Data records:

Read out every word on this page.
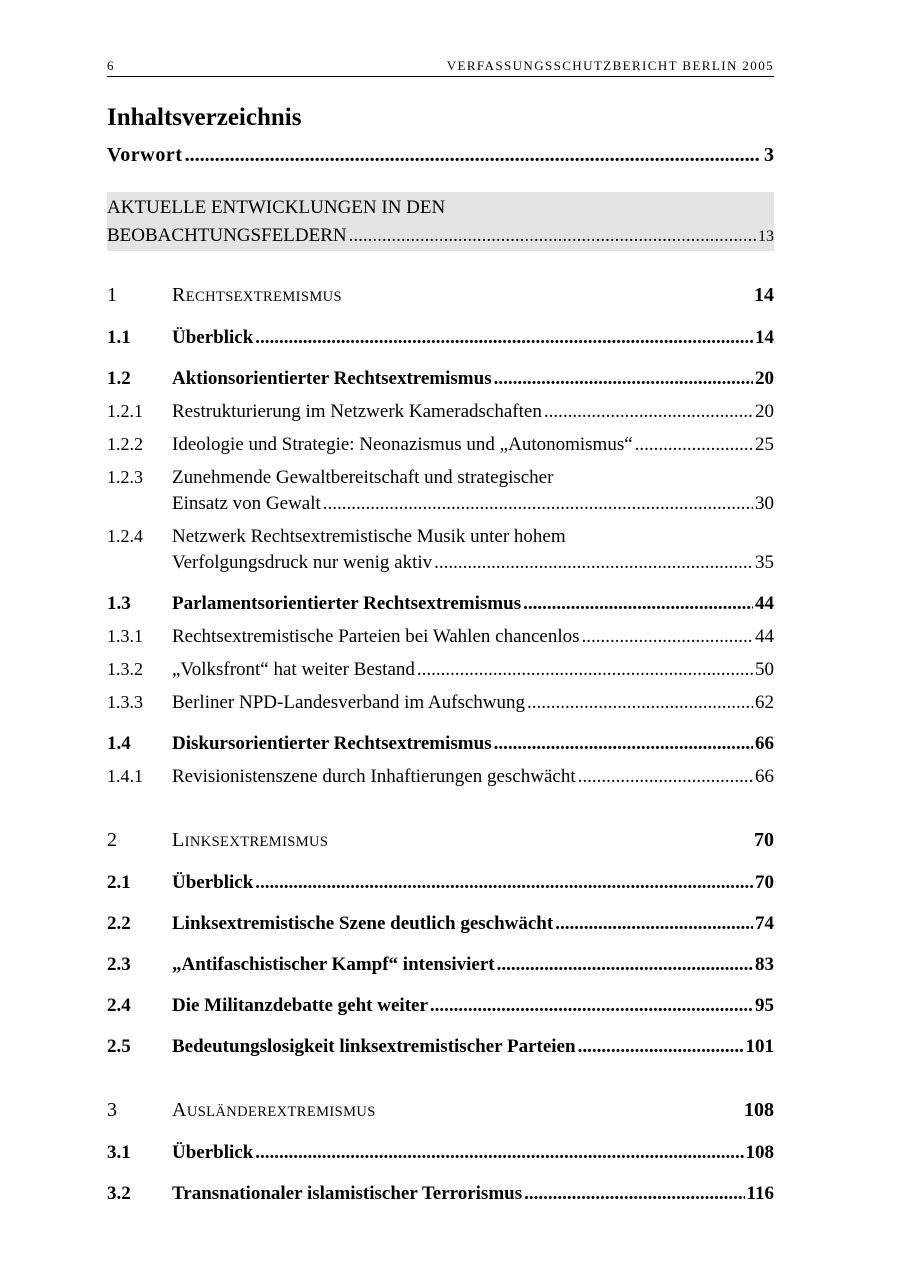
6	VERFASSUNGSSCHUTZBERICHT BERLIN 2005
Inhaltsverzeichnis
Vorwort .....	3
AKTUELLE ENTWICKLUNGEN IN DEN
BEOBACHTUNGSFELDERN .....	13
1	RECHTSEXTREMISMUS	14
1.1	Überblick .....	14
1.2	Aktionsorientierter Rechtsextremismus .....	20
1.2.1	Restrukturierung im Netzwerk Kameradschaften .....	20
1.2.2	Ideologie und Strategie: Neonazismus und „Autonomismus“ .....	25
1.2.3	Zunehmende Gewaltbereitschaft und strategischer
Einsatz von Gewalt .....	30
1.2.4	Netzwerk Rechtsextremistische Musik unter hohem
Verfolgungsdruck nur wenig aktiv .....	35
1.3	Parlamentsorientierter Rechtsextremismus .....	44
1.3.1	Rechtsextremistische Parteien bei Wahlen chancenlos .....	44
1.3.2	„Volksfront“ hat weiter Bestand .....	50
1.3.3	Berliner NPD-Landesverband im Aufschwung .....	62
1.4	Diskursorientierter Rechtsextremismus .....	66
1.4.1	Revisionistenszene durch Inhaftierungen geschwächt .....	66
2	LINKSEXTREMISMUS	70
2.1	Überblick .....	70
2.2	Linksextremistische Szene deutlich geschwächt .....	74
2.3	„Antifaschistischer Kampf“ intensiviert .....	83
2.4	Die Militanzdebatte geht weiter .....	95
2.5	Bedeutungslosigkeit linksextremistischer Parteien .....	101
3	AUSLÄNDEREXTREMISMUS	108
3.1	Überblick .....	108
3.2	Transnationaler islamistischer Terrorismus .....	116
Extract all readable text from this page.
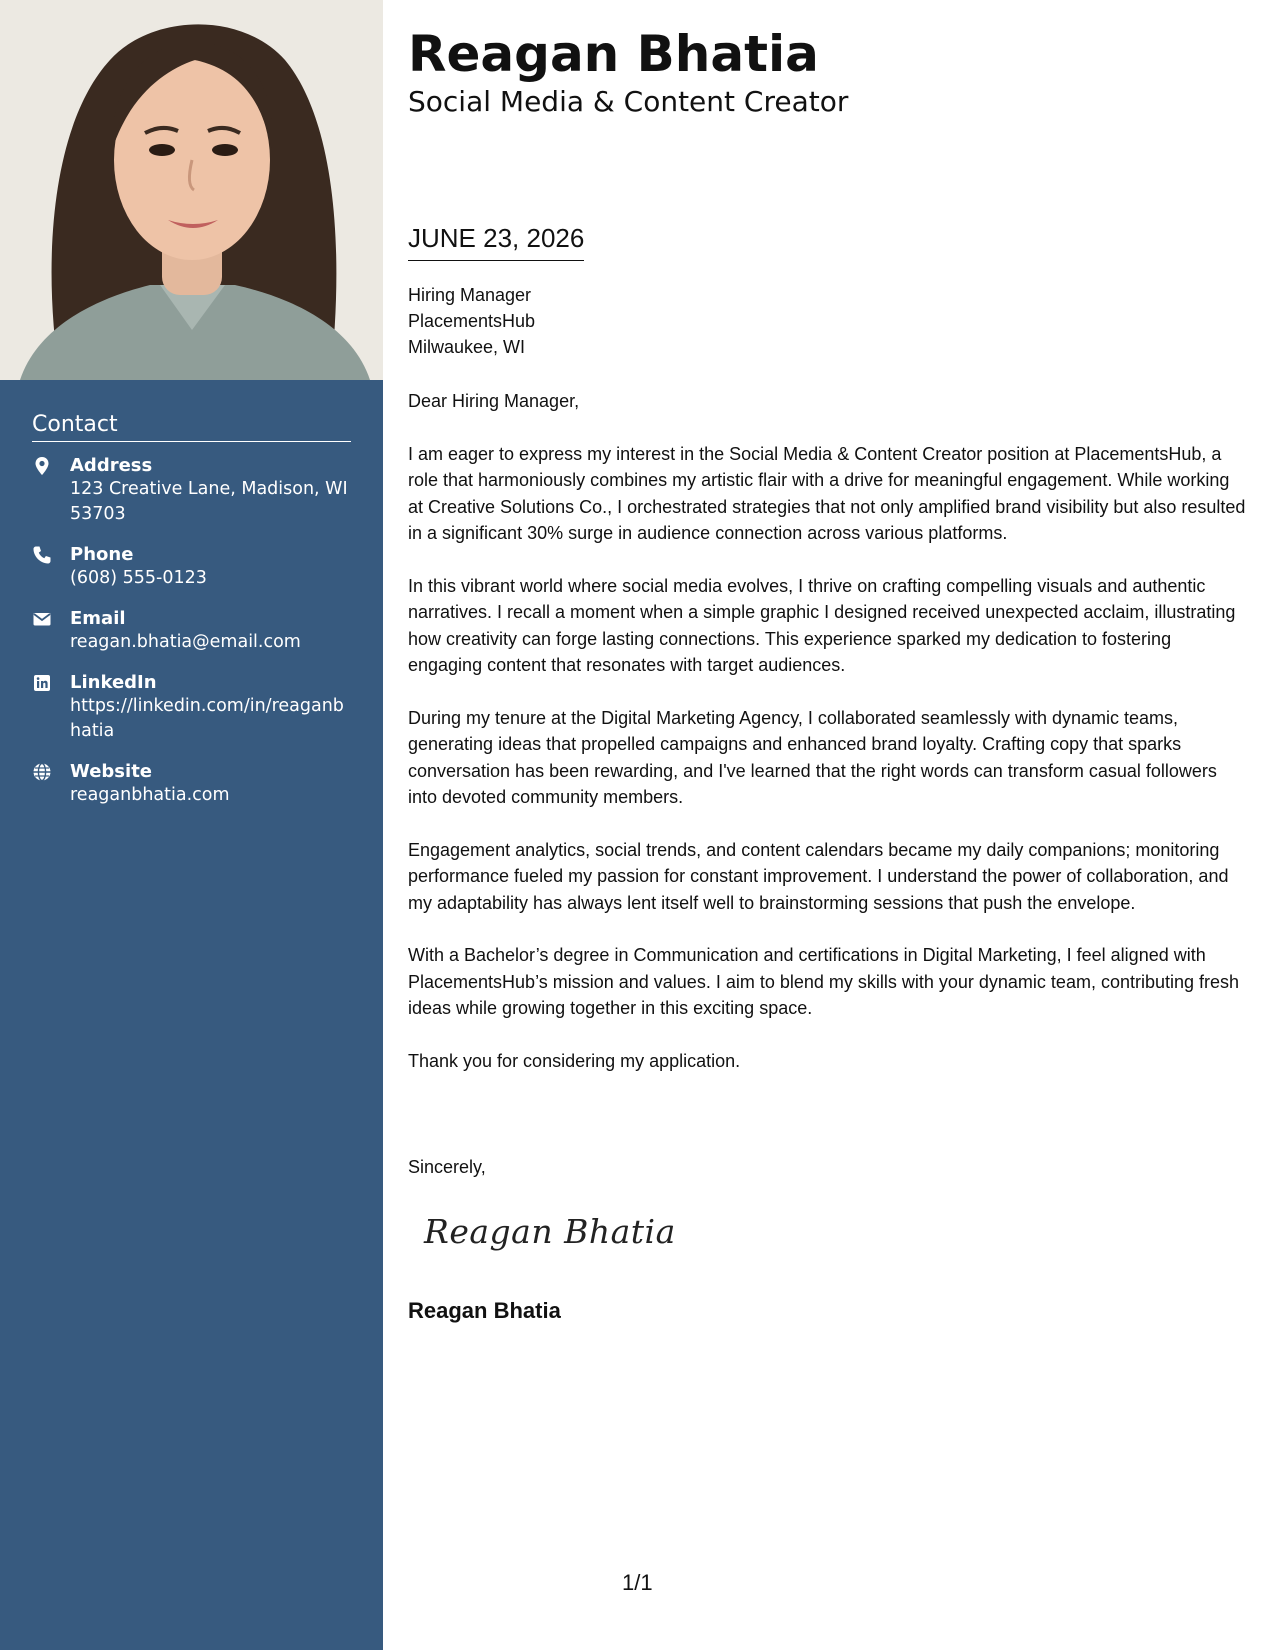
Contact
Address
123 Creative Lane, Madison, WI 53703
Phone
(608) 555-0123
Email
reagan.bhatia@email.com
LinkedIn
https://linkedin.com/in/reaganbhatia
Website
reaganbhatia.com
Reagan Bhatia
Social Media & Content Creator
JUNE 23, 2026
Hiring Manager
PlacementsHub
Milwaukee, WI

Dear Hiring Manager,

I am eager to express my interest in the Social Media & Content Creator position at PlacementsHub, a role that harmoniously combines my artistic flair with a drive for meaningful engagement. While working at Creative Solutions Co., I orchestrated strategies that not only amplified brand visibility but also resulted in a significant 30% surge in audience connection across various platforms.

In this vibrant world where social media evolves, I thrive on crafting compelling visuals and authentic narratives. I recall a moment when a simple graphic I designed received unexpected acclaim, illustrating how creativity can forge lasting connections. This experience sparked my dedication to fostering engaging content that resonates with target audiences.

During my tenure at the Digital Marketing Agency, I collaborated seamlessly with dynamic teams, generating ideas that propelled campaigns and enhanced brand loyalty. Crafting copy that sparks conversation has been rewarding, and I've learned that the right words can transform casual followers into devoted community members.

Engagement analytics, social trends, and content calendars became my daily companions; monitoring performance fueled my passion for constant improvement. I understand the power of collaboration, and my adaptability has always lent itself well to brainstorming sessions that push the envelope.

With a Bachelor’s degree in Communication and certifications in Digital Marketing, I feel aligned with PlacementsHub’s mission and values. I aim to blend my skills with your dynamic team, contributing fresh ideas while growing together in this exciting space.

Thank you for considering my application.

Sincerely,
Reagan Bhatia
Reagan Bhatia
1/1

GIVEN TASK: Filter lines by "PlacementsHub" and return each hit.

TASK ANSWER:
PlacementsHub
I am eager to express my interest in the Social Media & Content Creator position at PlacementsHub, a role that harmoniously combines my artistic flair with a drive for meaningful engagement. While working at Creative Solutions Co., I orchestrated strategies that not only amplified brand visibility but also resulted in a significant 30% surge in audience connection across various platforms.
With a Bachelor’s degree in Communication and certifications in Digital Marketing, I feel aligned with PlacementsHub’s mission and values. I aim to blend my skills with your dynamic team, contributing fresh ideas while growing together in this exciting space.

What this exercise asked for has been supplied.